- **Aim of the task**
Answer these questions from the biography of Neelamraju Ganga Prasada Rao below:
(a) Where was he born?
(b) Which university did he serve as vice chancellor?
(c) What moniker did his work on hybrid sorghum earn him?

- **Reading text**
- Born: 5 September 1927 Korisapadu, Madras Presidency, British India
- Died: 27 July 2016 (aged 88) Hyderabad, Telangana, India
- Education: Andhra University; Indian Agricultural Research Institute; Bihar University; Chandra Shekhar Azad University of Agriculture and Technology;
- Known for: Development of hybrid sorghum
- Awards: 1966 C. Subramaniam Gold Medal 1966 Shanti Swarup Bhatnagar Prize 1974 Rafi Ahmed Kidwai Award 1979 VASWIK Award 2003 Atma Gaurav Award 2008 Distinguished Agricultural Scientist Award
- Scientific career
- Fields: Genetics Plant breeding
- Workplaces: Osmania University; Marathwada Agricultural University; Indian Agricultural Research Institute; Agricultural Scientists Recruitment Board;

= Neelamraju Ganga Prasada Rao =

Indian geneticist and plant breeder

Neelamraju Ganga Prasada Rao (5 September 1927 – 27 July 2016) was an Indian geneticist and plant breeder, known for his efforts in developing hybrid varieties of sorghum, which earned him the moniker, the Father of Hybrid Sorghum. He was the vice chancellor of Vasantrao Naik Marathwada Agricultural University and chaired the Agricultural Scientists Recruitment Board of the Indian Council of Agricultural Research. He was a recipient of several national honors including Rafi Ahmed Kidwai Award and the VASVIK Industrial Research Award. The Council of Scientific and Industrial Research, the apex agency of the Government of India for scientific research, awarded him the Shanti Swarup Bhatnagar Prize for Science and Technology, one of the highest Indian science awards, in 1966, for his contributions to biological sciences.

- **Data to examine**
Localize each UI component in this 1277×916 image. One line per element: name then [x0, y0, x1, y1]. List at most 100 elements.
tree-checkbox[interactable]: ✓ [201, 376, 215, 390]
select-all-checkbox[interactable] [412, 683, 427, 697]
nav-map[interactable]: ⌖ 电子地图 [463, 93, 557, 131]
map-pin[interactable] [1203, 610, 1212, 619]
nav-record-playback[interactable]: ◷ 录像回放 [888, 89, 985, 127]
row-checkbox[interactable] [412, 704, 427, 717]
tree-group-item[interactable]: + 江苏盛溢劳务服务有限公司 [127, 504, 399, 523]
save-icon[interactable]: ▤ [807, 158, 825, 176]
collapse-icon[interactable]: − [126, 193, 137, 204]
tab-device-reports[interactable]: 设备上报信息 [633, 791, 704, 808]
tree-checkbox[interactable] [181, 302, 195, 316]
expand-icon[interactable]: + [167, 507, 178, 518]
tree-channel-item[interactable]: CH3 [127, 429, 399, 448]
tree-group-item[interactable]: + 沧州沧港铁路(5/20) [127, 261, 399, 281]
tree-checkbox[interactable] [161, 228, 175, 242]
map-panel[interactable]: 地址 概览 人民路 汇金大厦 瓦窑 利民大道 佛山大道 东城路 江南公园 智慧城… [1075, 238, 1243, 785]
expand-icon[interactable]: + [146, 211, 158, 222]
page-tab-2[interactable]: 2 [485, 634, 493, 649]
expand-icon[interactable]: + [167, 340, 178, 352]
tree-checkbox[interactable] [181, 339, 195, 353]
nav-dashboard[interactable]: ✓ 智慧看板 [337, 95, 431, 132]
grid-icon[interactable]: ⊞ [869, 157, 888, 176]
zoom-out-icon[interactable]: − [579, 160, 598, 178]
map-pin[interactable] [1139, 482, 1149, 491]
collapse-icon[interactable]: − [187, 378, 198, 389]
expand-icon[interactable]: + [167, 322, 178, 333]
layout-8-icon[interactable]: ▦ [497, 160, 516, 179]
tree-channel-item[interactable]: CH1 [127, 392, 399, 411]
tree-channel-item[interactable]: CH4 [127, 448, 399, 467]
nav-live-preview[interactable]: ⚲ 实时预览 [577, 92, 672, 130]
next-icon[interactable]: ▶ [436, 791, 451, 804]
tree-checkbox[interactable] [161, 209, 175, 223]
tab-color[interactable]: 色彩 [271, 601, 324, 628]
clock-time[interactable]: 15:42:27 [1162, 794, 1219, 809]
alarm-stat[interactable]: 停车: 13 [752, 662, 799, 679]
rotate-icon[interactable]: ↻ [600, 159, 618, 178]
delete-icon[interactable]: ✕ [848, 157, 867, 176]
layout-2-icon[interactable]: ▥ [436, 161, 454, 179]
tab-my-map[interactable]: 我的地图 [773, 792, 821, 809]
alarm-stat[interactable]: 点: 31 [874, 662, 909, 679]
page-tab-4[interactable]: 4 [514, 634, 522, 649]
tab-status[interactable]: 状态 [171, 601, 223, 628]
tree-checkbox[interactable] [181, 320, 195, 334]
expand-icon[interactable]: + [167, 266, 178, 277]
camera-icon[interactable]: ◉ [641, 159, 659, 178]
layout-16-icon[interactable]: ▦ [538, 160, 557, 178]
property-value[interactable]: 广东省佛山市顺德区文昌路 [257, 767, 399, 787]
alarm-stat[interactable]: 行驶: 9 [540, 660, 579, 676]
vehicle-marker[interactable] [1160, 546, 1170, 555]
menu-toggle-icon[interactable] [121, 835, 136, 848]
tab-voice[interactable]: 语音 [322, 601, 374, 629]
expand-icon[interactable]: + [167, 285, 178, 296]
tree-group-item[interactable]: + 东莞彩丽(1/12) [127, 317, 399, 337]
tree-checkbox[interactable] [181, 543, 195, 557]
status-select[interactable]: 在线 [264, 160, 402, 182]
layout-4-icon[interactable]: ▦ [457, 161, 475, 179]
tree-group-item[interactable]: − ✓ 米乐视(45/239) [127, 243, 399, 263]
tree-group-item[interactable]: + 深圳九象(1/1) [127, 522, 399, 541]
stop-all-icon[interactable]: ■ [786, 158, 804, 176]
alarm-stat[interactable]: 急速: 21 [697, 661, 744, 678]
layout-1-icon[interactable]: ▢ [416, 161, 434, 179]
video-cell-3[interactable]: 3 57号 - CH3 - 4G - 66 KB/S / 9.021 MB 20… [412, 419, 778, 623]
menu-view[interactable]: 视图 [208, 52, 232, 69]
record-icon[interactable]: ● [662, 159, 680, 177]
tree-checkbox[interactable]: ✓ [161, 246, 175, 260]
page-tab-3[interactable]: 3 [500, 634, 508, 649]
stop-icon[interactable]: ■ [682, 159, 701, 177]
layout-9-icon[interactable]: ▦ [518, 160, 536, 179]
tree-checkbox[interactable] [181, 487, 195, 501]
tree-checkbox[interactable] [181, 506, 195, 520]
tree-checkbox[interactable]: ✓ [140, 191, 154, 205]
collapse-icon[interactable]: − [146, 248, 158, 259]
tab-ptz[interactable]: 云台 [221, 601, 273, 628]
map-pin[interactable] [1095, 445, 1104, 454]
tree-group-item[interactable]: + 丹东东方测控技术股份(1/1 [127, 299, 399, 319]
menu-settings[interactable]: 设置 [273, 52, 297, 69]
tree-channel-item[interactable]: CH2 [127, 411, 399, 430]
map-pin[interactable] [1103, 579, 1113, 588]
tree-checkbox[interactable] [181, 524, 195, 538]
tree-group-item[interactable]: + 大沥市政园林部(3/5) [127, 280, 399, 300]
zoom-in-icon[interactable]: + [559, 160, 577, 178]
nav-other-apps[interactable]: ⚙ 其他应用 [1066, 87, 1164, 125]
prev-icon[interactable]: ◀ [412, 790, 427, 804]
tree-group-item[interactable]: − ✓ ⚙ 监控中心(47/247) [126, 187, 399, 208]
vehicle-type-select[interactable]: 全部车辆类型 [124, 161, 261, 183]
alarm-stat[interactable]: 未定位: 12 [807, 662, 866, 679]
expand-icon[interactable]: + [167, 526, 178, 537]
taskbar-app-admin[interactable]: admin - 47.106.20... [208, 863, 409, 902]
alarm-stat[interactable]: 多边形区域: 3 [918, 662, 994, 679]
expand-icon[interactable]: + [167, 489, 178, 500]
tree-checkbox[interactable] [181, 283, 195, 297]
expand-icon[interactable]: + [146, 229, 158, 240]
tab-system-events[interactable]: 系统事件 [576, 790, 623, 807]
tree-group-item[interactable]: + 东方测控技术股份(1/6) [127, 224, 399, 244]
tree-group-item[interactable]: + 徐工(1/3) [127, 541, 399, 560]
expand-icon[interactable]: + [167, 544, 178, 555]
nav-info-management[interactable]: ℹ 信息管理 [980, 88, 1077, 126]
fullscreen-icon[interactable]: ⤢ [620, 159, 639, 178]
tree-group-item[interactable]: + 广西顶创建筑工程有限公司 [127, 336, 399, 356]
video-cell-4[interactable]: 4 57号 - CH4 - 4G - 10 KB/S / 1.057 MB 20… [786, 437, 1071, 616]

- **Task output**
(a) Korisapadu, Madras Presidency, British India
(b) Vasantrao Naik Marathwada Agricultural University
(c) The Father of Hybrid Sorghum